EXERCISE BRIEF ::
Write the records out again exactly, leaving no images in.

Data extracted from a collection

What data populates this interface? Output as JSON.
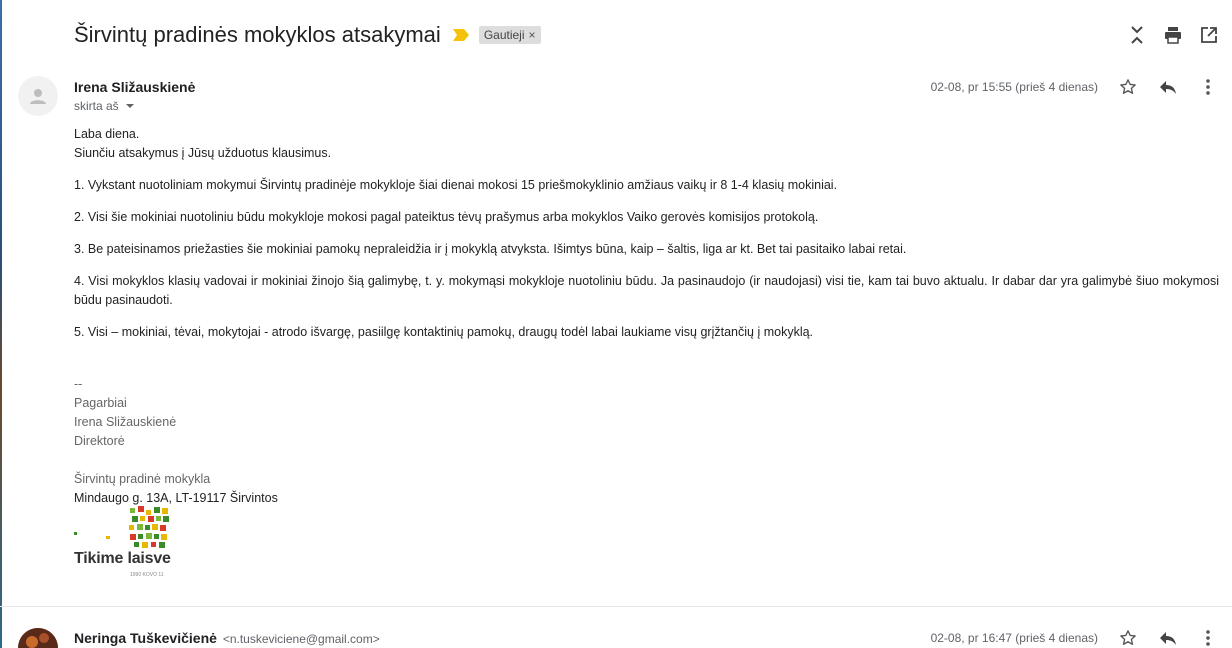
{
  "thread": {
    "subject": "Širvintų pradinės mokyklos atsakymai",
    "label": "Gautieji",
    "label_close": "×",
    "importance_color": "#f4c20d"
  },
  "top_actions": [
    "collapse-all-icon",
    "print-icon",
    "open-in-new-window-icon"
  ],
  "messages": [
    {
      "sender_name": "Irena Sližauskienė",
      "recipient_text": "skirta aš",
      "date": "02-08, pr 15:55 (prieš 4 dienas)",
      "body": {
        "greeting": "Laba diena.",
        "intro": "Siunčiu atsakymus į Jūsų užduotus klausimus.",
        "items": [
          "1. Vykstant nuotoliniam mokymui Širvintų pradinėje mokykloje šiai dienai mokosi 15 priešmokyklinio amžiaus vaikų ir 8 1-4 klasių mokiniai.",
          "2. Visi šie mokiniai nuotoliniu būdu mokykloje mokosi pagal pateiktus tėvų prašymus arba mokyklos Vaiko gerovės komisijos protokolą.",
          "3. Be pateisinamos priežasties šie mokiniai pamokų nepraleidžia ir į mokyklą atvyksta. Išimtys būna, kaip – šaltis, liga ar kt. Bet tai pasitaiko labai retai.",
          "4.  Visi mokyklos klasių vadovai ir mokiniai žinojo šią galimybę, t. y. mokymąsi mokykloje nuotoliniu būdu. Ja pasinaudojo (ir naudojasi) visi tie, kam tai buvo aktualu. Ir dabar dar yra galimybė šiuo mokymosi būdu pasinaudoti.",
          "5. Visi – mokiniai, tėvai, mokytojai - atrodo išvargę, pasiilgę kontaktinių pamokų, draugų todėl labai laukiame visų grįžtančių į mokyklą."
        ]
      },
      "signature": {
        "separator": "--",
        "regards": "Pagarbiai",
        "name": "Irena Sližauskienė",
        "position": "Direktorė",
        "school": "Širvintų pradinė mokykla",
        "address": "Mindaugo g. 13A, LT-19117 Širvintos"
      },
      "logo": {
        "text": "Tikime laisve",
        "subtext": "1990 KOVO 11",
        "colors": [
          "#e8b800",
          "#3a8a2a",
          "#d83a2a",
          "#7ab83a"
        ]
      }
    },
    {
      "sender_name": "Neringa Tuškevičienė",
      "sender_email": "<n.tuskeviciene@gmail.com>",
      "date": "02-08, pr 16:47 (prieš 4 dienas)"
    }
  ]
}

TASK SOLUTION ::
What data populates this interface? Output as JSON.
{
  "thread": {
    "subject": "Širvintų pradinės mokyklos atsakymai",
    "label": "Gautieji",
    "label_close": "×",
    "importance_color": "#f4c20d"
  },
  "top_actions": [
    "collapse-all-icon",
    "print-icon",
    "open-in-new-window-icon"
  ],
  "messages": [
    {
      "sender_name": "Irena Sližauskienė",
      "recipient_text": "skirta aš",
      "date": "02-08, pr 15:55 (prieš 4 dienas)",
      "body": {
        "greeting": "Laba diena.",
        "intro": "Siunčiu atsakymus į Jūsų užduotus klausimus.",
        "items": [
          "1. Vykstant nuotoliniam mokymui Širvintų pradinėje mokykloje šiai dienai mokosi 15 priešmokyklinio amžiaus vaikų ir 8 1-4 klasių mokiniai.",
          "2. Visi šie mokiniai nuotoliniu būdu mokykloje mokosi pagal pateiktus tėvų prašymus arba mokyklos Vaiko gerovės komisijos protokolą.",
          "3. Be pateisinamos priežasties šie mokiniai pamokų nepraleidžia ir į mokyklą atvyksta. Išimtys būna, kaip – šaltis, liga ar kt. Bet tai pasitaiko labai retai.",
          "4.  Visi mokyklos klasių vadovai ir mokiniai žinojo šią galimybę, t. y. mokymąsi mokykloje nuotoliniu būdu. Ja pasinaudojo (ir naudojasi) visi tie, kam tai buvo aktualu. Ir dabar dar yra galimybė šiuo mokymosi būdu pasinaudoti.",
          "5. Visi – mokiniai, tėvai, mokytojai - atrodo išvargę, pasiilgę kontaktinių pamokų, draugų todėl labai laukiame visų grįžtančių į mokyklą."
        ]
      },
      "signature": {
        "separator": "--",
        "regards": "Pagarbiai",
        "name": "Irena Sližauskienė",
        "position": "Direktorė",
        "school": "Širvintų pradinė mokykla",
        "address": "Mindaugo g. 13A, LT-19117 Širvintos"
      },
      "logo": {
        "text": "Tikime laisve",
        "subtext": "1990 KOVO 11",
        "colors": [
          "#e8b800",
          "#3a8a2a",
          "#d83a2a",
          "#7ab83a"
        ]
      }
    },
    {
      "sender_name": "Neringa Tuškevičienė",
      "sender_email": "<n.tuskeviciene@gmail.com>",
      "date": "02-08, pr 16:47 (prieš 4 dienas)"
    }
  ]
}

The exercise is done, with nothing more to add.